[Some records]
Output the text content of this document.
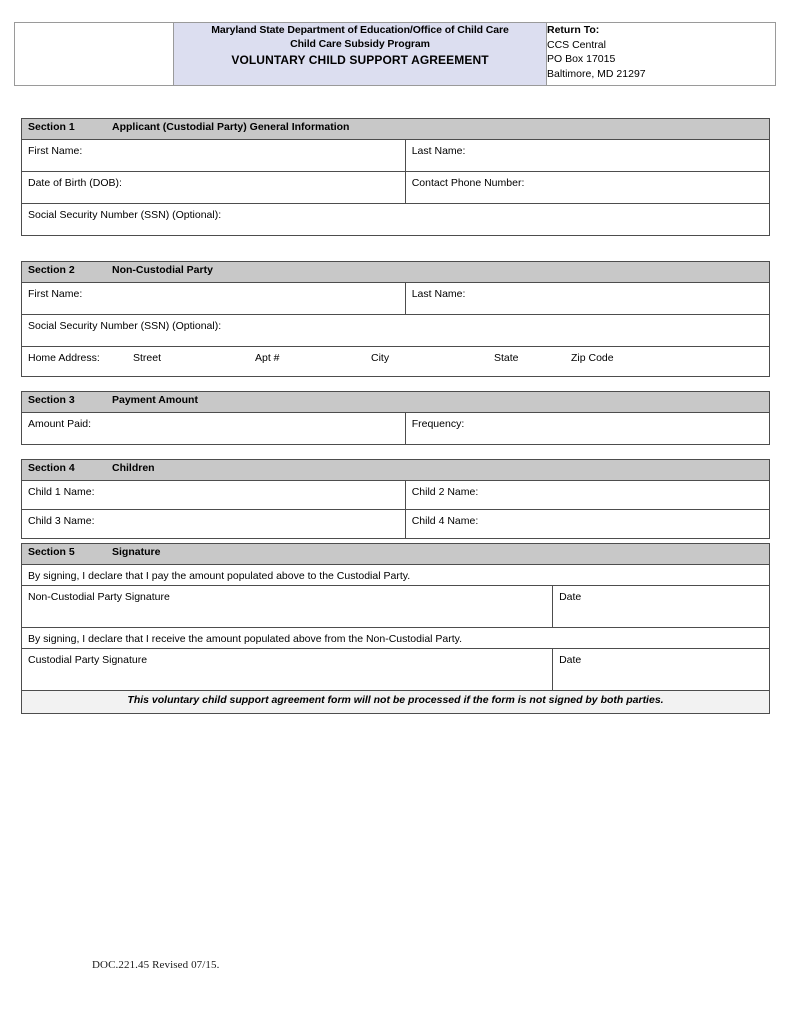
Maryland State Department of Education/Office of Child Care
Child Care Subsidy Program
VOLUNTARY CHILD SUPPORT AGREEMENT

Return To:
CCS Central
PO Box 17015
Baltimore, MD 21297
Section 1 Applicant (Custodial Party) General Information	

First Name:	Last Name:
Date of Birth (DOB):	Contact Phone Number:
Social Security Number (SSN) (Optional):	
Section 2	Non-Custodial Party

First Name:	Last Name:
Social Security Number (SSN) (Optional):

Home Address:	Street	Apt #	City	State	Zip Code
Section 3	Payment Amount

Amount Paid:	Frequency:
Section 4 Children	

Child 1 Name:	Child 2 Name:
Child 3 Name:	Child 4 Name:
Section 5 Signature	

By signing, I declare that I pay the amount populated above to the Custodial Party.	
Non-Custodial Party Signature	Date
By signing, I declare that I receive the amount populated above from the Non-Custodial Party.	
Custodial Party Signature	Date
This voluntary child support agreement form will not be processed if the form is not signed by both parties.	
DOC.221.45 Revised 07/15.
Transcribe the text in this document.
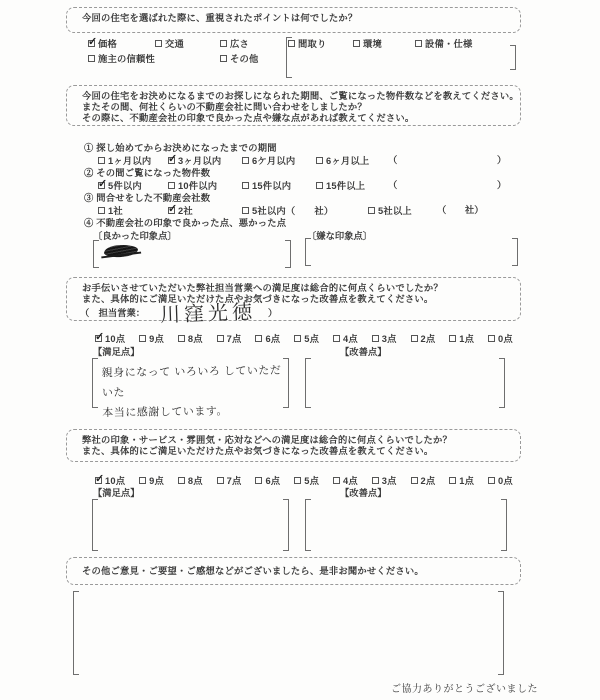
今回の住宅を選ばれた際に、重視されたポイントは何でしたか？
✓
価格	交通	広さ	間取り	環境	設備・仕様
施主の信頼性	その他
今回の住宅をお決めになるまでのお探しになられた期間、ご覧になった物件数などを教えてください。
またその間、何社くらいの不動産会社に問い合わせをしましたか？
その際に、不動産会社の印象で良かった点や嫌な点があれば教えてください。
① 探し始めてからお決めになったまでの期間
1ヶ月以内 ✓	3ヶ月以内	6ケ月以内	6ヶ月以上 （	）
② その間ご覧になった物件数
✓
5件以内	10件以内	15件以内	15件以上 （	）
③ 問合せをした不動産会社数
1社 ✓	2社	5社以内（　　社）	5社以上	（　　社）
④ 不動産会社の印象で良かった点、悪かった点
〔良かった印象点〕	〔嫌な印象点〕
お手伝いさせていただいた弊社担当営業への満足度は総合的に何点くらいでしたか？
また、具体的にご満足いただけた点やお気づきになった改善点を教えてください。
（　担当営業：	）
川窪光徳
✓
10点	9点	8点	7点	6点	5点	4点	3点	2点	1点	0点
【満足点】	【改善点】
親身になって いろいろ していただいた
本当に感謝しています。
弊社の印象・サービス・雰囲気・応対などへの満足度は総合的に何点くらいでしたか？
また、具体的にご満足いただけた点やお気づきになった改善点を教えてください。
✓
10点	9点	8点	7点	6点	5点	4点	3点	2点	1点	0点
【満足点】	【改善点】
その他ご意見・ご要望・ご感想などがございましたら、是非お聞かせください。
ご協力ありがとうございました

### TASK STATEMENT
Retype each record exactly as it stands, but do not include the pictures.

### EXERCISE OUTPUT
Output the text content of this document.
Maryland State Department of Education/Office of Child Care
Child Care Subsidy Program
VOLUNTARY CHILD SUPPORT AGREEMENT

Return To:
CCS Central
PO Box 17015
Baltimore, MD 21297
Section 1 Applicant (Custodial Party) General Information	

First Name:	Last Name:
Date of Birth (DOB):	Contact Phone Number:
Social Security Number (SSN) (Optional):	
Section 2	Non-Custodial Party

First Name:	Last Name:
Social Security Number (SSN) (Optional):

Home Address:	Street	Apt #	City	State	Zip Code
Section 3	Payment Amount

Amount Paid:	Frequency:
Section 4 Children	

Child 1 Name:	Child 2 Name:
Child 3 Name:	Child 4 Name:
Section 5 Signature	

By signing, I declare that I pay the amount populated above to the Custodial Party.	
Non-Custodial Party Signature	Date
By signing, I declare that I receive the amount populated above from the Non-Custodial Party.	
Custodial Party Signature	Date
This voluntary child support agreement form will not be processed if the form is not signed by both parties.	
DOC.221.45 Revised 07/15.
Transcribe the text in this document.
今回の住宅を選ばれた際に、重視されたポイントは何でしたか？
✓
価格	交通	広さ	間取り	環境	設備・仕様
施主の信頼性	その他
今回の住宅をお決めになるまでのお探しになられた期間、ご覧になった物件数などを教えてください。
またその間、何社くらいの不動産会社に問い合わせをしましたか？
その際に、不動産会社の印象で良かった点や嫌な点があれば教えてください。
① 探し始めてからお決めになったまでの期間
1ヶ月以内 ✓	3ヶ月以内	6ケ月以内	6ヶ月以上 （	）
② その間ご覧になった物件数
✓
5件以内	10件以内	15件以内	15件以上 （	）
③ 問合せをした不動産会社数
1社 ✓	2社	5社以内（　　社）	5社以上	（　　社）
④ 不動産会社の印象で良かった点、悪かった点
〔良かった印象点〕	〔嫌な印象点〕
お手伝いさせていただいた弊社担当営業への満足度は総合的に何点くらいでしたか？
また、具体的にご満足いただけた点やお気づきになった改善点を教えてください。
（　担当営業：	）
川窪光徳
✓
10点	9点	8点	7点	6点	5点	4点	3点	2点	1点	0点
【満足点】	【改善点】
親身になって いろいろ していただいた
本当に感謝しています。
弊社の印象・サービス・雰囲気・応対などへの満足度は総合的に何点くらいでしたか？
また、具体的にご満足いただけた点やお気づきになった改善点を教えてください。
✓
10点	9点	8点	7点	6点	5点	4点	3点	2点	1点	0点
【満足点】	【改善点】
その他ご意見・ご要望・ご感想などがございましたら、是非お聞かせください。
ご協力ありがとうございました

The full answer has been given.